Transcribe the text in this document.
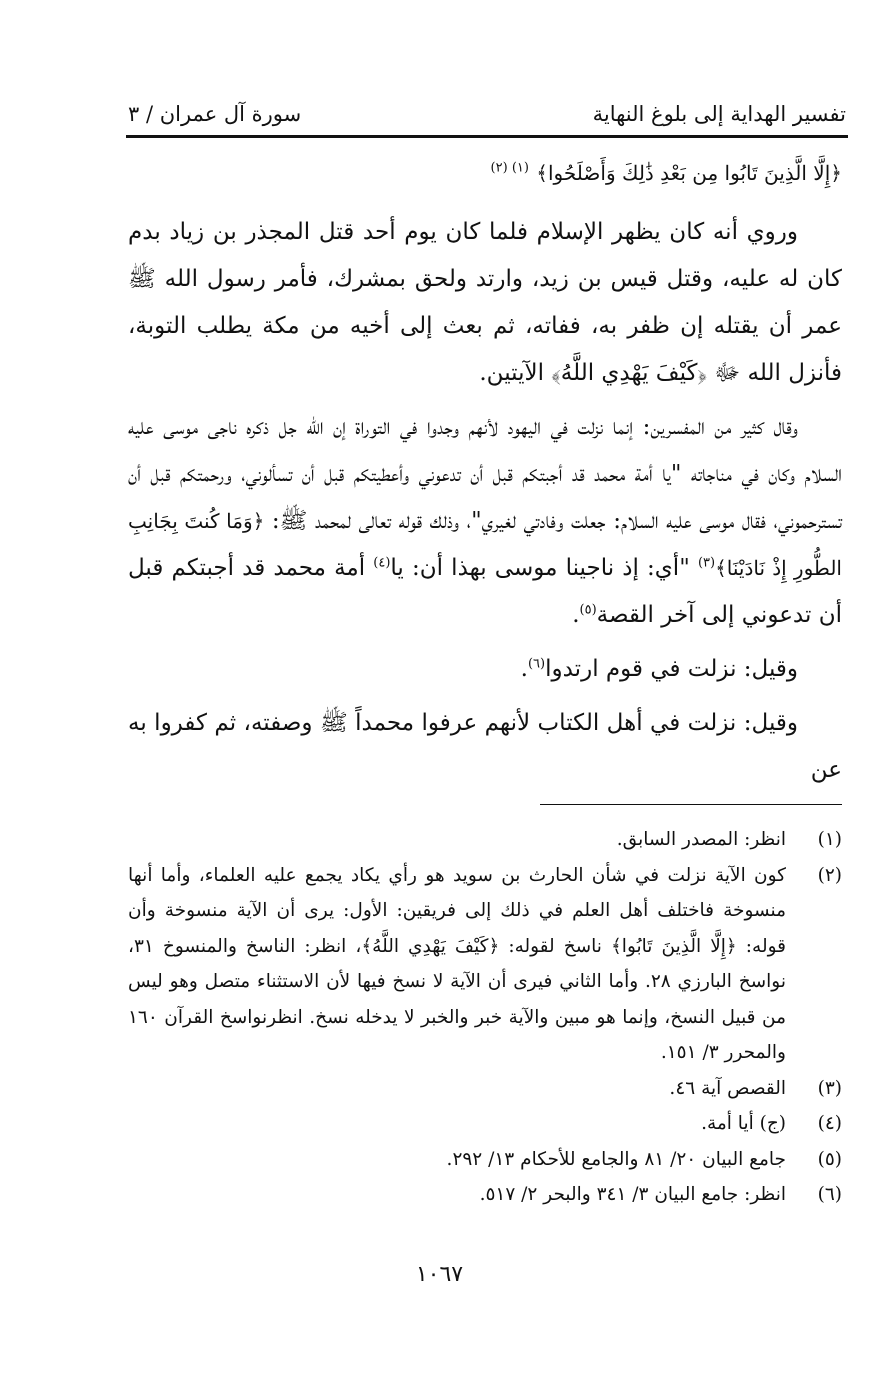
تفسير الهداية إلى بلوغ النهاية
سورة آل عمران / ٣

﴿إِلَّا الَّذِينَ تَابُوا مِن بَعْدِ ذَٰلِكَ وَأَصْلَحُوا﴾ $^{(١) (٢)}$

وروي أنه كان يظهر الإسلام فلما كان يوم أحد قتل المجذر بن زياد بدم كان له عليه، وقتل قيس بن زيد، وارتد ولحق بمشرك، فأمر رسول الله ﷺ عمر أن يقتله إن ظفر به، ففاته، ثم بعث إلى أخيه من مكة يطلب التوبة، فأنزل الله ﷻ ﴿كَيْفَ يَهْدِي اللَّهُ﴾ الآيتين.

وقال كثير من المفسرين: إنما نزلت في اليهود لأنهم وجدوا في التوراة إن الله جل ذكره ناجى موسى عليه السلام وكان في مناجاته "يا أمة محمد قد أجبتكم قبل أن تدعوني وأعطيتكم قبل أن تسألوني، ورحمتكم قبل أن تسترحموني، فقال موسى عليه السلام: جعلت وفادتي لغيري"، وذلك قوله تعالى لمحمد ﷺ: ﴿وَمَا كُنتَ بِجَانِبِ الطُّورِ إِذْ نَادَيْنَا﴾$^{(٣)}$ "أي: إذ ناجينا موسى بهذا أن: يا$^{(٤)}$ أمة محمد قد أجبتكم قبل أن تدعوني إلى آخر القصة$^{(٥)}$.

وقيل: نزلت في قوم ارتدوا$^{(٦)}$.

وقيل: نزلت في أهل الكتاب لأنهم عرفوا محمداً ﷺ وصفته، ثم كفروا به عن

(١)
انظر: المصدر السابق.
(٢)
كون الآية نزلت في شأن الحارث بن سويد هو رأي يكاد يجمع عليه العلماء، وأما أنها منسوخة فاختلف أهل العلم في ذلك إلى فريقين: الأول: يرى أن الآية منسوخة وأن قوله: ﴿إِلَّا الَّذِينَ تَابُوا﴾ ناسخ لقوله: ﴿كَيْفَ يَهْدِي اللَّهُ﴾، انظر: الناسخ والمنسوخ ٣١، نواسخ البارزي ٢٨. وأما الثاني فيرى أن الآية لا نسخ فيها لأن الاستثناء متصل وهو ليس من قبيل النسخ، وإنما هو مبين والآية خبر والخبر لا يدخله نسخ. انظرنواسخ القرآن ١٦٠ والمحرر ٣/ ١٥١.
(٣)
القصص آية ٤٦.
(٤)
(ج) أيا أمة.
(٥)
جامع البيان ٢٠/ ٨١ والجامع للأحكام ١٣/ ٢٩٢.
(٦)
انظر: جامع البيان ٣/ ٣٤١ والبحر ٢/ ٥١٧.
١٠٦٧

┄┄┄┄┄┄

▶ What the exercise asks: Check each line in the listing above for the string "جامع", then report how many lines contain it, with no other text.

▶ Result of this task: 2